■ **Given task**
State how many lines in the entries below contain "this". Write nothing but the number.

■ **Raw records**
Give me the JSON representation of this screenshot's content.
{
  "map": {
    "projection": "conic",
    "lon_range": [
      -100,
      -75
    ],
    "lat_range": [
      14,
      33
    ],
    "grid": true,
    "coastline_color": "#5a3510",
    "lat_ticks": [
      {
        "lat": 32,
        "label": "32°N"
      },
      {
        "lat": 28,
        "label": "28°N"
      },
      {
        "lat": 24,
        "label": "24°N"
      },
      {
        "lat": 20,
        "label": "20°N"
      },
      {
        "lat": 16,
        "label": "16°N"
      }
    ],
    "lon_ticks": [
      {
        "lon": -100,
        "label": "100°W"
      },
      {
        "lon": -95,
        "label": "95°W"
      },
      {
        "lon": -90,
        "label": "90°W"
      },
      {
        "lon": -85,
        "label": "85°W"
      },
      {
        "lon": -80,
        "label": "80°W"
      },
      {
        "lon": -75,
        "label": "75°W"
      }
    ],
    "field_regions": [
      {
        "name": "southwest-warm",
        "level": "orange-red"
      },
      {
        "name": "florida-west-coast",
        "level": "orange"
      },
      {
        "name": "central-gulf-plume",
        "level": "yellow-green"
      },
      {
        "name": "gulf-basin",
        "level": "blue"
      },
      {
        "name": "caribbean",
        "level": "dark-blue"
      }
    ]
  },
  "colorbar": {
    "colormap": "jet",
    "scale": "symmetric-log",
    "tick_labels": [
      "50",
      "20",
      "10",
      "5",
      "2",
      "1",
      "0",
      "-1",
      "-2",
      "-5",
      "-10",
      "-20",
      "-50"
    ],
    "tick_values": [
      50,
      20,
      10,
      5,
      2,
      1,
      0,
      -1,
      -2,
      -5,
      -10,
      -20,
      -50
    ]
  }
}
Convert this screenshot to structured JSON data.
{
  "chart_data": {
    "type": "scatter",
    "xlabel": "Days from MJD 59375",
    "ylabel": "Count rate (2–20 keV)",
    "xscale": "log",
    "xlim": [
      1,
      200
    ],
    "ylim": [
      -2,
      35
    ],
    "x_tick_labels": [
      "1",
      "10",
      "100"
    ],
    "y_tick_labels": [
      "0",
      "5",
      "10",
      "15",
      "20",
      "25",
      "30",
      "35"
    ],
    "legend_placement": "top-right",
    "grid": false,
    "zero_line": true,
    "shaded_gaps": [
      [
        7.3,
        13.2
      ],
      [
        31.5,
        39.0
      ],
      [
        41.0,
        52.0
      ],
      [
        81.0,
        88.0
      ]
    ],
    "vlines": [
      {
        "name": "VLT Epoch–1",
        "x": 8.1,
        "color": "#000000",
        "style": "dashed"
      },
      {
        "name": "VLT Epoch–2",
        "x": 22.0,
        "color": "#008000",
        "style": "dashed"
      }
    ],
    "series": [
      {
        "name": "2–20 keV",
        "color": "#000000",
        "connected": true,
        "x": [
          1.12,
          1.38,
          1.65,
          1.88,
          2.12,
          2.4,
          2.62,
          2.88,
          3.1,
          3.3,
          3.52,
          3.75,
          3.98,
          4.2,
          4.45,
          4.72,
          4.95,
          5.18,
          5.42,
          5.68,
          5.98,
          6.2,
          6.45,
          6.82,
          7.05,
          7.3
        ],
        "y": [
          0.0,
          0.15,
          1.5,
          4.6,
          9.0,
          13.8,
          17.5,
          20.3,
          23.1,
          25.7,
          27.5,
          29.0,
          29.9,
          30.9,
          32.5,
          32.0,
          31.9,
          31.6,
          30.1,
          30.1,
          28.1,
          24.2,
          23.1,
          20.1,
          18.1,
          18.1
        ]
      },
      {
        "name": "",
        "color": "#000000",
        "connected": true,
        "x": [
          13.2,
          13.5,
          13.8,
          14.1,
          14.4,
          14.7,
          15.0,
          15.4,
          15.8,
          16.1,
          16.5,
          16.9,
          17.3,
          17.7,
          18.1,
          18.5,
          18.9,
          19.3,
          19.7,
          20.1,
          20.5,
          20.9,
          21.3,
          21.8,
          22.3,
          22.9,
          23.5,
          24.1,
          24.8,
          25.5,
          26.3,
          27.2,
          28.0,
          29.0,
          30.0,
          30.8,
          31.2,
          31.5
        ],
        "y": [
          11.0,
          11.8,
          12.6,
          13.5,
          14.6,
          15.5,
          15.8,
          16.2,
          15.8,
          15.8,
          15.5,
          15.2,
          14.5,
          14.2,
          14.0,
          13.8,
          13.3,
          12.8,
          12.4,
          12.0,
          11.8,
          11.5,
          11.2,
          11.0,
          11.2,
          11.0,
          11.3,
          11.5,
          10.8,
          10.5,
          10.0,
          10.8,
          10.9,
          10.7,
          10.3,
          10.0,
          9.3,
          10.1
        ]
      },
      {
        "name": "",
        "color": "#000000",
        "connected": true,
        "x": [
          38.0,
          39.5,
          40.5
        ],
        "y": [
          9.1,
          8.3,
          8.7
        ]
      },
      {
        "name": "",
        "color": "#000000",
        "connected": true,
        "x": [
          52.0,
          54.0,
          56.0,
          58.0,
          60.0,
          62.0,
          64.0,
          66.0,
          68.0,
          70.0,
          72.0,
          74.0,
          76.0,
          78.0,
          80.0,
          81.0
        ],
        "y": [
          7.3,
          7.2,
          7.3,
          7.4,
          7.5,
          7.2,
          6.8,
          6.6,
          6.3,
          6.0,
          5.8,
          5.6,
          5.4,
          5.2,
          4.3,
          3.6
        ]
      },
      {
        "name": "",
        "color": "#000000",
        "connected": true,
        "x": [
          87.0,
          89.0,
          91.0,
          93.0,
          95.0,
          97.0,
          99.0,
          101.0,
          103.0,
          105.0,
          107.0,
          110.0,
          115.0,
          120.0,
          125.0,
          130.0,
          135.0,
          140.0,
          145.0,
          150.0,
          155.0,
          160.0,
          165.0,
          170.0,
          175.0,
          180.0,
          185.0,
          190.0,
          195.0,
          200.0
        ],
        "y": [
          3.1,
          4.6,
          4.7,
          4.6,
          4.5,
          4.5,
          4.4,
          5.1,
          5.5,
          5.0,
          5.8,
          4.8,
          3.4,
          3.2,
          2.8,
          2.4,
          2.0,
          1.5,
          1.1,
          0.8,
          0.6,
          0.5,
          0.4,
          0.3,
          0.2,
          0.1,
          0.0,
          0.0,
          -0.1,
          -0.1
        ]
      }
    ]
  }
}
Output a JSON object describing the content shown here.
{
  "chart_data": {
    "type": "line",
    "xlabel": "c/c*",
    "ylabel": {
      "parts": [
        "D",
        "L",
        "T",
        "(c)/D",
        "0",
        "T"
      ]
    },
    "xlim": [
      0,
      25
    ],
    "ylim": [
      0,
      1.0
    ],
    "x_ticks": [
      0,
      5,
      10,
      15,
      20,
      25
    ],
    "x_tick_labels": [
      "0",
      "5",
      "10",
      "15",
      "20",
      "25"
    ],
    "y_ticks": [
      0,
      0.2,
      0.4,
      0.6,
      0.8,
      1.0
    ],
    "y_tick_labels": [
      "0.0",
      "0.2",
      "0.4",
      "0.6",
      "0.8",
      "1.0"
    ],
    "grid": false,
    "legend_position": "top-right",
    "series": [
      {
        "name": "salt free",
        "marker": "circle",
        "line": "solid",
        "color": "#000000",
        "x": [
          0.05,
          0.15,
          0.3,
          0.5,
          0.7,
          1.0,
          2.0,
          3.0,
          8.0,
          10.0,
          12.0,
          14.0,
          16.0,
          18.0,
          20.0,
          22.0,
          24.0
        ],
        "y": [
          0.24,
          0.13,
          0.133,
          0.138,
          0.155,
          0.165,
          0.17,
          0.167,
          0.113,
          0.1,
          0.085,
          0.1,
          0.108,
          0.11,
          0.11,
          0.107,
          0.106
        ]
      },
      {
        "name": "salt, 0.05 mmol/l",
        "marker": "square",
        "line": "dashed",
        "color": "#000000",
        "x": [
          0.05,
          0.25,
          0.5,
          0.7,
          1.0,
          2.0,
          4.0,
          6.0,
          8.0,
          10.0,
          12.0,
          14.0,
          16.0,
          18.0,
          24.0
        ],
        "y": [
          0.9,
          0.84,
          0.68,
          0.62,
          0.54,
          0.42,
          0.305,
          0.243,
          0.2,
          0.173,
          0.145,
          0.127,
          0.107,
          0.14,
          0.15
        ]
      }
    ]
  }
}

■ **Answer**
2